>> begin RECORDS FOR PROCESSING

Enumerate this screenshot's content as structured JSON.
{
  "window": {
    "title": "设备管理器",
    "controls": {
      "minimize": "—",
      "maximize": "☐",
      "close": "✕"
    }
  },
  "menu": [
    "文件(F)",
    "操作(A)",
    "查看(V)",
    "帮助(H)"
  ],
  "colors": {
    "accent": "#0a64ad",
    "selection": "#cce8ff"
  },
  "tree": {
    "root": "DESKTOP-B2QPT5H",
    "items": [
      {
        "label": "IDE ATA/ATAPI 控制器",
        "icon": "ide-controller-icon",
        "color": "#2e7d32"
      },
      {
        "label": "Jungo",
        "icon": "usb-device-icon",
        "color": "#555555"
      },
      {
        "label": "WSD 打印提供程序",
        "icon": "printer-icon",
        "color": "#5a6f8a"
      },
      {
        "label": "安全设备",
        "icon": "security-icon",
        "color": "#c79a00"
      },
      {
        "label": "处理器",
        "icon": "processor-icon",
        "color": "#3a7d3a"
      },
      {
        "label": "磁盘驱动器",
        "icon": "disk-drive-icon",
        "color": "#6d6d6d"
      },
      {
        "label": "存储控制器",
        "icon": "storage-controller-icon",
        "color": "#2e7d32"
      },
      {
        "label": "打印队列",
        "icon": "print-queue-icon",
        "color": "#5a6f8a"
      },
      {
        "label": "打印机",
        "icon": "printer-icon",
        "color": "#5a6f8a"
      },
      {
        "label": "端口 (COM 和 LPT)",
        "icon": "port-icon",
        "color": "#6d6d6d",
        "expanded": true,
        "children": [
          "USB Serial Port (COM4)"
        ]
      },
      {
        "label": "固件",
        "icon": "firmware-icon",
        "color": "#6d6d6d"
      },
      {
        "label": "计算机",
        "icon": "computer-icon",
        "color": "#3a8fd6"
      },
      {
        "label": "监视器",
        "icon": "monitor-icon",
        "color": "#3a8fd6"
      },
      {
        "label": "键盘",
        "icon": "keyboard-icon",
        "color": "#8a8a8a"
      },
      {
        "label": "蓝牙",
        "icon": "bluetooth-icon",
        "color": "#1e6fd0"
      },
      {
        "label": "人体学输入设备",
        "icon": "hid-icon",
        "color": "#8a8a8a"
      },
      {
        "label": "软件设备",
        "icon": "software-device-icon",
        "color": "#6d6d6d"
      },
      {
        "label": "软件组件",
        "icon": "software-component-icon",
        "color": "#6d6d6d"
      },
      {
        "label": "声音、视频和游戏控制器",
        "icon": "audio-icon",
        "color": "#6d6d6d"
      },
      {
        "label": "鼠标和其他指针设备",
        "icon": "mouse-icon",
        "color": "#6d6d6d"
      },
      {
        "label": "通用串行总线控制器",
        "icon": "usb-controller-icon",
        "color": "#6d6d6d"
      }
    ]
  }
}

>> end RECORDS FOR PROCESSING

Pick out the lines containing the string "controller" and show them.

TASK OUTPUT:
        "icon": "ide-controller-icon",
        "icon": "storage-controller-icon",
        "icon": "usb-controller-icon",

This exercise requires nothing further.